Written request:
Output every line of the data exactly as it appears.

Extracted records:

********

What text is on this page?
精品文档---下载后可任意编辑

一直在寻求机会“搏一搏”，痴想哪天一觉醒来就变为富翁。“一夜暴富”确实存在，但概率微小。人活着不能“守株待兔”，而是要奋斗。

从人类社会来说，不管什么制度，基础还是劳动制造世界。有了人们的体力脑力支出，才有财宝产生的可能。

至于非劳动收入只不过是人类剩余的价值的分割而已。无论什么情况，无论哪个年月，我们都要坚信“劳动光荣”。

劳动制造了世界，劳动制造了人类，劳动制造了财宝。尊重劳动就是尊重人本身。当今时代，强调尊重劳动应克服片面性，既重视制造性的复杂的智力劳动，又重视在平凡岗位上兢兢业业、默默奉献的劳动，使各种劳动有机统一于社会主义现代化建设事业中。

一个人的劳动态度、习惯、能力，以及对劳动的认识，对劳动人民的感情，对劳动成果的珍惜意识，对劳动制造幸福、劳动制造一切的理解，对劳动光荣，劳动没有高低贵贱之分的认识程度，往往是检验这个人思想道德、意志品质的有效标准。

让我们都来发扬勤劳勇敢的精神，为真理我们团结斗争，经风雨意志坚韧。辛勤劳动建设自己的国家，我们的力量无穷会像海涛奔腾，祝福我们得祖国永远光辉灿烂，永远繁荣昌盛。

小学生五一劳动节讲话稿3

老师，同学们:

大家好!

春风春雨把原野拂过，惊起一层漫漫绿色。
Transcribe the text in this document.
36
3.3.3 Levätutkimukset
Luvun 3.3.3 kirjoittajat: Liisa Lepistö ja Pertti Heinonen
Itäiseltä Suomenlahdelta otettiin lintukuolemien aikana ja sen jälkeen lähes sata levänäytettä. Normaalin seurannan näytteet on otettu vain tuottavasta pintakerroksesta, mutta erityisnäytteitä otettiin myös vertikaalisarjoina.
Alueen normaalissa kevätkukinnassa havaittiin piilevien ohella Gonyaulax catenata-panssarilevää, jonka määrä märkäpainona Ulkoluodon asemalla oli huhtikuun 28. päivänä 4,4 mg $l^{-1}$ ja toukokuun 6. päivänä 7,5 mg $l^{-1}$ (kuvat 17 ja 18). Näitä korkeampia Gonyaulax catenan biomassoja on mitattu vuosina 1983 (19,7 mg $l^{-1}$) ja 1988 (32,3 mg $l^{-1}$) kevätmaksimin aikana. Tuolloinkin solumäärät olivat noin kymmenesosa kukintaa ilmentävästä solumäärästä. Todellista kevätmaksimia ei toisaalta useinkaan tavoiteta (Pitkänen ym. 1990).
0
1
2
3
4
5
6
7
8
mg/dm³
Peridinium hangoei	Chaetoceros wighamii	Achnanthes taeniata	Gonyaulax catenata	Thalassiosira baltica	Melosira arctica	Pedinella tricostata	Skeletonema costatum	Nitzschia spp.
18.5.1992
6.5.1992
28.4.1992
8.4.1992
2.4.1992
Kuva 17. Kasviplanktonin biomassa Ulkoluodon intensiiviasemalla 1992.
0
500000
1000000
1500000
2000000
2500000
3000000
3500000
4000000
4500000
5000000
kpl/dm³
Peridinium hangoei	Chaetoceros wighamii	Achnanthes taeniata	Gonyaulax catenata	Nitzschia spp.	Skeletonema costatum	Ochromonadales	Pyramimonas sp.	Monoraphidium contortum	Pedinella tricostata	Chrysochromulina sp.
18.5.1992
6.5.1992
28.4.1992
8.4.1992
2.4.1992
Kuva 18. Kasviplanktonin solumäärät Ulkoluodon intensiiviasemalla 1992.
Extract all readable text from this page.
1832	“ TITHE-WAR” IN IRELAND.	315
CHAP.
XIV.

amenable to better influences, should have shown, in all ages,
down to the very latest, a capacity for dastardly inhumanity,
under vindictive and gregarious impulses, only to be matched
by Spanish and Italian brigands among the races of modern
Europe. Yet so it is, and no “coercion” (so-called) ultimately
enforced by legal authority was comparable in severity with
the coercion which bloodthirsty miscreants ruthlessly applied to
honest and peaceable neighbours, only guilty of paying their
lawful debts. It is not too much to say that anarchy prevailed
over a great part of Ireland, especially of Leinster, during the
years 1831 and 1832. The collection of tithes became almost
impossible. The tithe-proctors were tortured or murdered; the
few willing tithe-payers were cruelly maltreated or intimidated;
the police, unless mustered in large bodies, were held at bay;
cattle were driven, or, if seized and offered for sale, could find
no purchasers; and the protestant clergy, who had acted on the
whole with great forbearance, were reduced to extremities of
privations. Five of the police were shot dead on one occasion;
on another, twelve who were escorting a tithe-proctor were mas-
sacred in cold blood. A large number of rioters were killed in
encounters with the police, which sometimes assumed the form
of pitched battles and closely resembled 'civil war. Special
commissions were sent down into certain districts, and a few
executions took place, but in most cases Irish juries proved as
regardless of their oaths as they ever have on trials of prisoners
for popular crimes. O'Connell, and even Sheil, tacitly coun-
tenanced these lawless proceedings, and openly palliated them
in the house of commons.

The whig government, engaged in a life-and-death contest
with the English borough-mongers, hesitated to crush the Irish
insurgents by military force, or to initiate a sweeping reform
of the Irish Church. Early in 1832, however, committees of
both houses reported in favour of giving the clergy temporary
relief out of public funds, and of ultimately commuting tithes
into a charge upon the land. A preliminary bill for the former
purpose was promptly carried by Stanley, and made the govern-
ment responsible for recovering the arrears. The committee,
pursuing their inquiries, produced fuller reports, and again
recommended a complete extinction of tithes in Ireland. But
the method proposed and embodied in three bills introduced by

********

Full response:
What text is on this page?
精品文档---下载后可任意编辑

一直在寻求机会“搏一搏”，痴想哪天一觉醒来就变为富翁。“一夜暴富”确实存在，但概率微小。人活着不能“守株待兔”，而是要奋斗。

从人类社会来说，不管什么制度，基础还是劳动制造世界。有了人们的体力脑力支出，才有财宝产生的可能。

至于非劳动收入只不过是人类剩余的价值的分割而已。无论什么情况，无论哪个年月，我们都要坚信“劳动光荣”。

劳动制造了世界，劳动制造了人类，劳动制造了财宝。尊重劳动就是尊重人本身。当今时代，强调尊重劳动应克服片面性，既重视制造性的复杂的智力劳动，又重视在平凡岗位上兢兢业业、默默奉献的劳动，使各种劳动有机统一于社会主义现代化建设事业中。

一个人的劳动态度、习惯、能力，以及对劳动的认识，对劳动人民的感情，对劳动成果的珍惜意识，对劳动制造幸福、劳动制造一切的理解，对劳动光荣，劳动没有高低贵贱之分的认识程度，往往是检验这个人思想道德、意志品质的有效标准。

让我们都来发扬勤劳勇敢的精神，为真理我们团结斗争，经风雨意志坚韧。辛勤劳动建设自己的国家，我们的力量无穷会像海涛奔腾，祝福我们得祖国永远光辉灿烂，永远繁荣昌盛。

小学生五一劳动节讲话稿3

老师，同学们:

大家好!

春风春雨把原野拂过，惊起一层漫漫绿色。
Transcribe the text in this document.
36
3.3.3 Levätutkimukset
Luvun 3.3.3 kirjoittajat: Liisa Lepistö ja Pertti Heinonen
Itäiseltä Suomenlahdelta otettiin lintukuolemien aikana ja sen jälkeen lähes sata levänäytettä. Normaalin seurannan näytteet on otettu vain tuottavasta pintakerroksesta, mutta erityisnäytteitä otettiin myös vertikaalisarjoina.
Alueen normaalissa kevätkukinnassa havaittiin piilevien ohella Gonyaulax catenata-panssarilevää, jonka määrä märkäpainona Ulkoluodon asemalla oli huhtikuun 28. päivänä 4,4 mg $l^{-1}$ ja toukokuun 6. päivänä 7,5 mg $l^{-1}$ (kuvat 17 ja 18). Näitä korkeampia Gonyaulax catenan biomassoja on mitattu vuosina 1983 (19,7 mg $l^{-1}$) ja 1988 (32,3 mg $l^{-1}$) kevätmaksimin aikana. Tuolloinkin solumäärät olivat noin kymmenesosa kukintaa ilmentävästä solumäärästä. Todellista kevätmaksimia ei toisaalta useinkaan tavoiteta (Pitkänen ym. 1990).
0
1
2
3
4
5
6
7
8
mg/dm³
Peridinium hangoei	Chaetoceros wighamii	Achnanthes taeniata	Gonyaulax catenata	Thalassiosira baltica	Melosira arctica	Pedinella tricostata	Skeletonema costatum	Nitzschia spp.
18.5.1992
6.5.1992
28.4.1992
8.4.1992
2.4.1992
Kuva 17. Kasviplanktonin biomassa Ulkoluodon intensiiviasemalla 1992.
0
500000
1000000
1500000
2000000
2500000
3000000
3500000
4000000
4500000
5000000
kpl/dm³
Peridinium hangoei	Chaetoceros wighamii	Achnanthes taeniata	Gonyaulax catenata	Nitzschia spp.	Skeletonema costatum	Ochromonadales	Pyramimonas sp.	Monoraphidium contortum	Pedinella tricostata	Chrysochromulina sp.
18.5.1992
6.5.1992
28.4.1992
8.4.1992
2.4.1992
Kuva 18. Kasviplanktonin solumäärät Ulkoluodon intensiiviasemalla 1992.
Extract all readable text from this page.
1832	“ TITHE-WAR” IN IRELAND.	315
CHAP.
XIV.

amenable to better influences, should have shown, in all ages,
down to the very latest, a capacity for dastardly inhumanity,
under vindictive and gregarious impulses, only to be matched
by Spanish and Italian brigands among the races of modern
Europe. Yet so it is, and no “coercion” (so-called) ultimately
enforced by legal authority was comparable in severity with
the coercion which bloodthirsty miscreants ruthlessly applied to
honest and peaceable neighbours, only guilty of paying their
lawful debts. It is not too much to say that anarchy prevailed
over a great part of Ireland, especially of Leinster, during the
years 1831 and 1832. The collection of tithes became almost
impossible. The tithe-proctors were tortured or murdered; the
few willing tithe-payers were cruelly maltreated or intimidated;
the police, unless mustered in large bodies, were held at bay;
cattle were driven, or, if seized and offered for sale, could find
no purchasers; and the protestant clergy, who had acted on the
whole with great forbearance, were reduced to extremities of
privations. Five of the police were shot dead on one occasion;
on another, twelve who were escorting a tithe-proctor were mas-
sacred in cold blood. A large number of rioters were killed in
encounters with the police, which sometimes assumed the form
of pitched battles and closely resembled 'civil war. Special
commissions were sent down into certain districts, and a few
executions took place, but in most cases Irish juries proved as
regardless of their oaths as they ever have on trials of prisoners
for popular crimes. O'Connell, and even Sheil, tacitly coun-
tenanced these lawless proceedings, and openly palliated them
in the house of commons.

The whig government, engaged in a life-and-death contest
with the English borough-mongers, hesitated to crush the Irish
insurgents by military force, or to initiate a sweeping reform
of the Irish Church. Early in 1832, however, committees of
both houses reported in favour of giving the clergy temporary
relief out of public funds, and of ultimately commuting tithes
into a charge upon the land. A preliminary bill for the former
purpose was promptly carried by Stanley, and made the govern-
ment responsible for recovering the arrears. The committee,
pursuing their inquiries, produced fuller reports, and again
recommended a complete extinction of tithes in Ireland. But
the method proposed and embodied in three bills introduced by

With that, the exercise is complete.